**What this task involves**. Look through the listing for the word "DecrStockResponse". Copy each line that has it.

**Entries**.
▬▬▬▬▬▬

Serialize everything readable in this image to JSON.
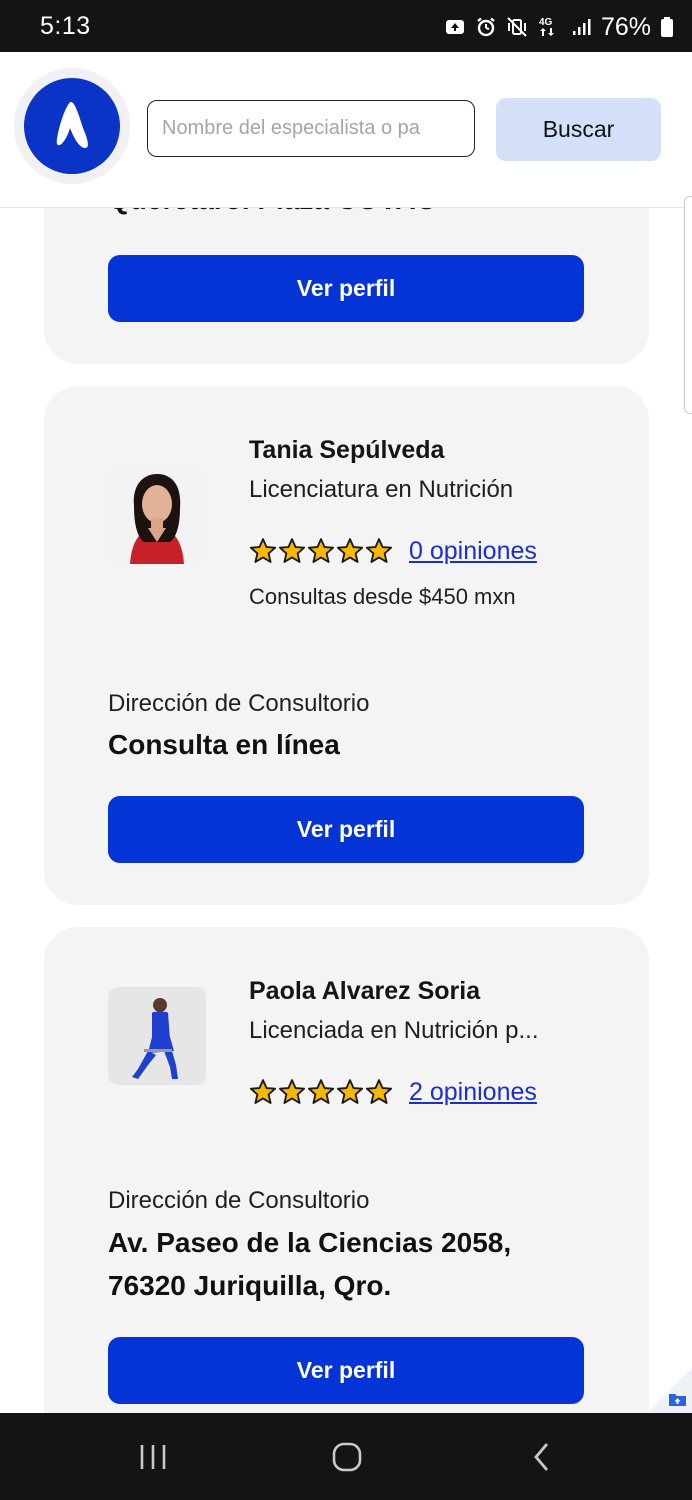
{
  "status_bar": {
    "time": "5:13",
    "network": "4G",
    "battery_percent": "76%",
    "icons": [
      "photo-notification-icon",
      "alarm-icon",
      "vibrate-icon",
      "network-4g-icon",
      "signal-icon",
      "battery-icon"
    ]
  },
  "header": {
    "logo": "brand-logo-icon",
    "search": {
      "placeholder": "Nombre del especialista o pa",
      "value": ""
    },
    "search_button": "Buscar"
  },
  "partial_card": {
    "address_partial": "Querétaro. Plaza COVAO",
    "button": "Ver perfil"
  },
  "specialists": [
    {
      "name": "Tania Sepúlveda",
      "specialty": "Licenciatura en Nutrición",
      "rating_stars": 5,
      "reviews": "0 opiniones",
      "price": "Consultas desde $450 mxn",
      "address_label": "Dirección de Consultorio",
      "address": "Consulta en línea",
      "button": "Ver perfil"
    },
    {
      "name": "Paola Alvarez Soria",
      "specialty": "Licenciada en Nutrición p...",
      "rating_stars": 5,
      "reviews": "2 opiniones",
      "price": "",
      "address_label": "Dirección de Consultorio",
      "address": "Av. Paseo de la Ciencias 2058, 76320 Juriquilla, Qro.",
      "button": "Ver perfil"
    }
  ],
  "nav_bar": {
    "icons": [
      "recent-apps-icon",
      "home-icon",
      "back-icon"
    ]
  },
  "colors": {
    "primary_button": "#0433d6",
    "logo_bg": "#0934c6",
    "search_button_bg": "#d3e0f8",
    "card_bg": "#f4f4f5",
    "star": "#f9b800",
    "link": "#1b2ed0"
  }
}
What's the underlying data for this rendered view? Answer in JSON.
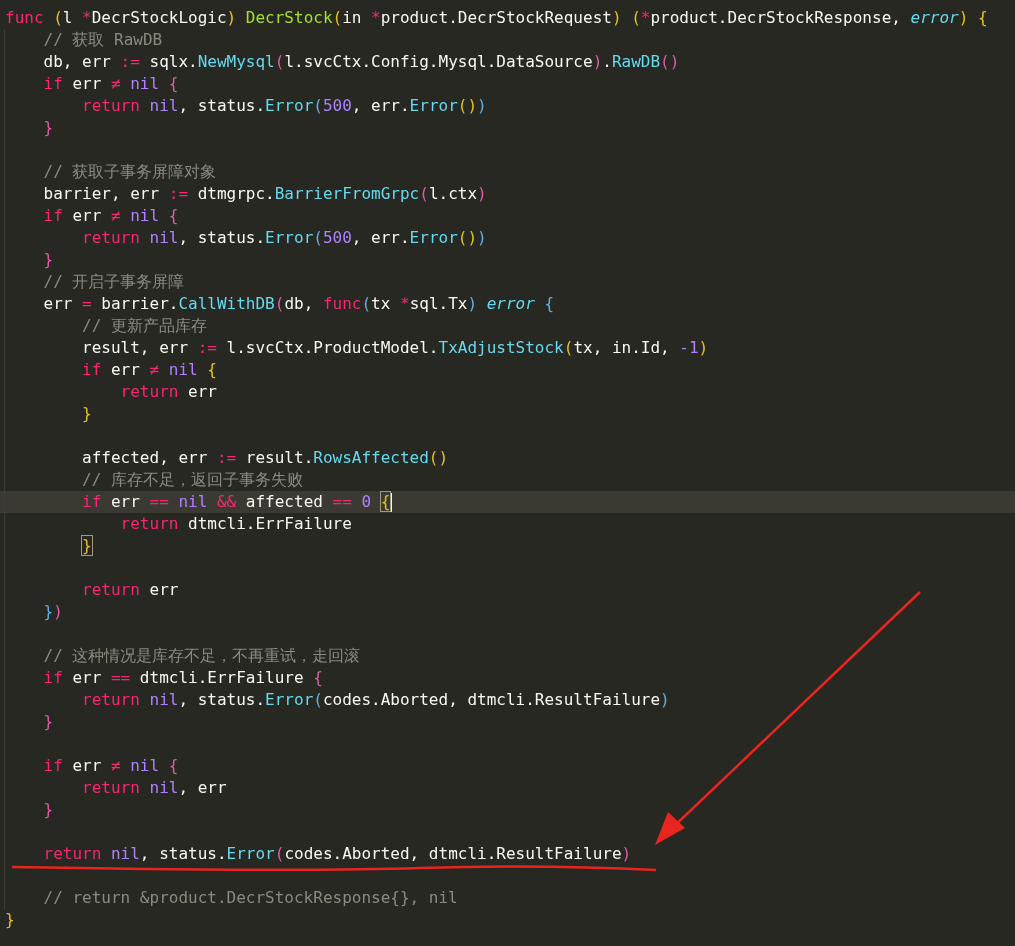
{
  "editor": {
    "lines": [
      {
        "current": false,
        "tokens": [
          {
            "kind": "keyword",
            "text": "func"
          },
          {
            "kind": "b1",
            "text": " ("
          },
          {
            "kind": "plain",
            "text": "l"
          },
          {
            "kind": "op",
            "text": " *"
          },
          {
            "kind": "plain",
            "text": "DecrStockLogic"
          },
          {
            "kind": "b1",
            "text": ")"
          },
          {
            "kind": "fn",
            "text": " DecrStock"
          },
          {
            "kind": "b1",
            "text": "("
          },
          {
            "kind": "plain",
            "text": "in"
          },
          {
            "kind": "op",
            "text": " *"
          },
          {
            "kind": "plain",
            "text": "product.DecrStockRequest"
          },
          {
            "kind": "b1",
            "text": ")"
          },
          {
            "kind": "b1",
            "text": " ("
          },
          {
            "kind": "op",
            "text": "*"
          },
          {
            "kind": "plain",
            "text": "product.DecrStockResponse,"
          },
          {
            "kind": "type",
            "text": " error"
          },
          {
            "kind": "b1",
            "text": ")"
          },
          {
            "kind": "b1",
            "text": " {"
          }
        ]
      },
      {
        "current": false,
        "tokens": [
          {
            "kind": "comment",
            "text": "    // 获取 RawDB"
          }
        ]
      },
      {
        "current": false,
        "tokens": [
          {
            "kind": "plain",
            "text": "    db, err"
          },
          {
            "kind": "op",
            "text": " :="
          },
          {
            "kind": "plain",
            "text": " sqlx."
          },
          {
            "kind": "call",
            "text": "NewMysql"
          },
          {
            "kind": "b2",
            "text": "("
          },
          {
            "kind": "plain",
            "text": "l.svcCtx.Config.Mysql.DataSource"
          },
          {
            "kind": "b2",
            "text": ")"
          },
          {
            "kind": "plain",
            "text": "."
          },
          {
            "kind": "call",
            "text": "RawDB"
          },
          {
            "kind": "b2",
            "text": "()"
          }
        ]
      },
      {
        "current": false,
        "tokens": [
          {
            "kind": "keyword",
            "text": "    if"
          },
          {
            "kind": "plain",
            "text": " err"
          },
          {
            "kind": "op",
            "text": " ≠"
          },
          {
            "kind": "const",
            "text": " nil"
          },
          {
            "kind": "b2",
            "text": " {"
          }
        ]
      },
      {
        "current": false,
        "tokens": [
          {
            "kind": "keyword",
            "text": "        return"
          },
          {
            "kind": "const",
            "text": " nil"
          },
          {
            "kind": "plain",
            "text": ", status."
          },
          {
            "kind": "call",
            "text": "Error"
          },
          {
            "kind": "b3",
            "text": "("
          },
          {
            "kind": "const",
            "text": "500"
          },
          {
            "kind": "plain",
            "text": ", err."
          },
          {
            "kind": "call",
            "text": "Error"
          },
          {
            "kind": "b1",
            "text": "()"
          },
          {
            "kind": "b3",
            "text": ")"
          }
        ]
      },
      {
        "current": false,
        "tokens": [
          {
            "kind": "b2",
            "text": "    }"
          }
        ]
      },
      {
        "current": false
      },
      {
        "current": false,
        "tokens": [
          {
            "kind": "comment",
            "text": "    // 获取子事务屏障对象"
          }
        ]
      },
      {
        "current": false,
        "tokens": [
          {
            "kind": "plain",
            "text": "    barrier, err"
          },
          {
            "kind": "op",
            "text": " :="
          },
          {
            "kind": "plain",
            "text": " dtmgrpc."
          },
          {
            "kind": "call",
            "text": "BarrierFromGrpc"
          },
          {
            "kind": "b2",
            "text": "("
          },
          {
            "kind": "plain",
            "text": "l.ctx"
          },
          {
            "kind": "b2",
            "text": ")"
          }
        ]
      },
      {
        "current": false,
        "tokens": [
          {
            "kind": "keyword",
            "text": "    if"
          },
          {
            "kind": "plain",
            "text": " err"
          },
          {
            "kind": "op",
            "text": " ≠"
          },
          {
            "kind": "const",
            "text": " nil"
          },
          {
            "kind": "b2",
            "text": " {"
          }
        ]
      },
      {
        "current": false,
        "tokens": [
          {
            "kind": "keyword",
            "text": "        return"
          },
          {
            "kind": "const",
            "text": " nil"
          },
          {
            "kind": "plain",
            "text": ", status."
          },
          {
            "kind": "call",
            "text": "Error"
          },
          {
            "kind": "b3",
            "text": "("
          },
          {
            "kind": "const",
            "text": "500"
          },
          {
            "kind": "plain",
            "text": ", err."
          },
          {
            "kind": "call",
            "text": "Error"
          },
          {
            "kind": "b1",
            "text": "()"
          },
          {
            "kind": "b3",
            "text": ")"
          }
        ]
      },
      {
        "current": false,
        "tokens": [
          {
            "kind": "b2",
            "text": "    }"
          }
        ]
      },
      {
        "current": false,
        "tokens": [
          {
            "kind": "comment",
            "text": "    // 开启子事务屏障"
          }
        ]
      },
      {
        "current": false,
        "tokens": [
          {
            "kind": "plain",
            "text": "    err"
          },
          {
            "kind": "op",
            "text": " ="
          },
          {
            "kind": "plain",
            "text": " barrier."
          },
          {
            "kind": "call",
            "text": "CallWithDB"
          },
          {
            "kind": "b2",
            "text": "("
          },
          {
            "kind": "plain",
            "text": "db,"
          },
          {
            "kind": "keyword",
            "text": " func"
          },
          {
            "kind": "b3",
            "text": "("
          },
          {
            "kind": "plain",
            "text": "tx"
          },
          {
            "kind": "op",
            "text": " *"
          },
          {
            "kind": "plain",
            "text": "sql.Tx"
          },
          {
            "kind": "b3",
            "text": ")"
          },
          {
            "kind": "type",
            "text": " error"
          },
          {
            "kind": "b3",
            "text": " {"
          }
        ]
      },
      {
        "current": false,
        "tokens": [
          {
            "kind": "comment",
            "text": "        // 更新产品库存"
          }
        ]
      },
      {
        "current": false,
        "tokens": [
          {
            "kind": "plain",
            "text": "        result, err"
          },
          {
            "kind": "op",
            "text": " :="
          },
          {
            "kind": "plain",
            "text": " l.svcCtx.ProductModel."
          },
          {
            "kind": "call",
            "text": "TxAdjustStock"
          },
          {
            "kind": "b1",
            "text": "("
          },
          {
            "kind": "plain",
            "text": "tx, in.Id,"
          },
          {
            "kind": "const",
            "text": " -1"
          },
          {
            "kind": "b1",
            "text": ")"
          }
        ]
      },
      {
        "current": false,
        "tokens": [
          {
            "kind": "keyword",
            "text": "        if"
          },
          {
            "kind": "plain",
            "text": " err"
          },
          {
            "kind": "op",
            "text": " ≠"
          },
          {
            "kind": "const",
            "text": " nil"
          },
          {
            "kind": "b1",
            "text": " {"
          }
        ]
      },
      {
        "current": false,
        "tokens": [
          {
            "kind": "keyword",
            "text": "            return"
          },
          {
            "kind": "plain",
            "text": " err"
          }
        ]
      },
      {
        "current": false,
        "tokens": [
          {
            "kind": "b1",
            "text": "        }"
          }
        ]
      },
      {
        "current": false
      },
      {
        "current": false,
        "tokens": [
          {
            "kind": "plain",
            "text": "        affected, err"
          },
          {
            "kind": "op",
            "text": " :="
          },
          {
            "kind": "plain",
            "text": " result."
          },
          {
            "kind": "call",
            "text": "RowsAffected"
          },
          {
            "kind": "b1",
            "text": "()"
          }
        ]
      },
      {
        "current": false,
        "tokens": [
          {
            "kind": "comment",
            "text": "        // 库存不足，返回子事务失败"
          }
        ]
      },
      {
        "current": true,
        "tokens": [
          {
            "kind": "keyword",
            "text": "        if"
          },
          {
            "kind": "plain",
            "text": " err"
          },
          {
            "kind": "op",
            "text": " =="
          },
          {
            "kind": "const",
            "text": " nil"
          },
          {
            "kind": "op",
            "text": " &&"
          },
          {
            "kind": "plain",
            "text": " affected"
          },
          {
            "kind": "op",
            "text": " =="
          },
          {
            "kind": "const",
            "text": " 0"
          },
          {
            "kind": "match",
            "text": " {"
          }
        ]
      },
      {
        "current": false,
        "tokens": [
          {
            "kind": "keyword",
            "text": "            return"
          },
          {
            "kind": "plain",
            "text": " dtmcli.ErrFailure"
          }
        ]
      },
      {
        "current": false,
        "tokens": [
          {
            "kind": "match",
            "text": "        }"
          }
        ]
      },
      {
        "current": false
      },
      {
        "current": false,
        "tokens": [
          {
            "kind": "keyword",
            "text": "        return"
          },
          {
            "kind": "plain",
            "text": " err"
          }
        ]
      },
      {
        "current": false,
        "tokens": [
          {
            "kind": "b3",
            "text": "    }"
          },
          {
            "kind": "b2",
            "text": ")"
          }
        ]
      },
      {
        "current": false
      },
      {
        "current": false,
        "tokens": [
          {
            "kind": "comment",
            "text": "    // 这种情况是库存不足，不再重试，走回滚"
          }
        ]
      },
      {
        "current": false,
        "tokens": [
          {
            "kind": "keyword",
            "text": "    if"
          },
          {
            "kind": "plain",
            "text": " err"
          },
          {
            "kind": "op",
            "text": " =="
          },
          {
            "kind": "plain",
            "text": " dtmcli.ErrFailure"
          },
          {
            "kind": "b2",
            "text": " {"
          }
        ]
      },
      {
        "current": false,
        "tokens": [
          {
            "kind": "keyword",
            "text": "        return"
          },
          {
            "kind": "const",
            "text": " nil"
          },
          {
            "kind": "plain",
            "text": ", status."
          },
          {
            "kind": "call",
            "text": "Error"
          },
          {
            "kind": "b3",
            "text": "("
          },
          {
            "kind": "plain",
            "text": "codes.Aborted, dtmcli.ResultFailure"
          },
          {
            "kind": "b3",
            "text": ")"
          }
        ]
      },
      {
        "current": false,
        "tokens": [
          {
            "kind": "b2",
            "text": "    }"
          }
        ]
      },
      {
        "current": false
      },
      {
        "current": false,
        "tokens": [
          {
            "kind": "keyword",
            "text": "    if"
          },
          {
            "kind": "plain",
            "text": " err"
          },
          {
            "kind": "op",
            "text": " ≠"
          },
          {
            "kind": "const",
            "text": " nil"
          },
          {
            "kind": "b2",
            "text": " {"
          }
        ]
      },
      {
        "current": false,
        "tokens": [
          {
            "kind": "keyword",
            "text": "        return"
          },
          {
            "kind": "const",
            "text": " nil"
          },
          {
            "kind": "plain",
            "text": ", err"
          }
        ]
      },
      {
        "current": false,
        "tokens": [
          {
            "kind": "b2",
            "text": "    }"
          }
        ]
      },
      {
        "current": false
      },
      {
        "current": false,
        "tokens": [
          {
            "kind": "keyword",
            "text": "    return"
          },
          {
            "kind": "const",
            "text": " nil"
          },
          {
            "kind": "plain",
            "text": ", status."
          },
          {
            "kind": "call",
            "text": "Error"
          },
          {
            "kind": "b2",
            "text": "("
          },
          {
            "kind": "plain",
            "text": "codes.Aborted, dtmcli.ResultFailure"
          },
          {
            "kind": "b2",
            "text": ")"
          }
        ]
      },
      {
        "current": false
      },
      {
        "current": false,
        "tokens": [
          {
            "kind": "comment",
            "text": "    // return &product.DecrStockResponse{}, nil"
          }
        ]
      },
      {
        "current": false,
        "tokens": [
          {
            "kind": "b1",
            "text": "}"
          }
        ]
      }
    ]
  }
}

▬▬▬▬▬▬

**Task response**.
            "text": "product.DecrStockResponse,"
            "text": "    // return &product.DecrStockResponse{}, nil"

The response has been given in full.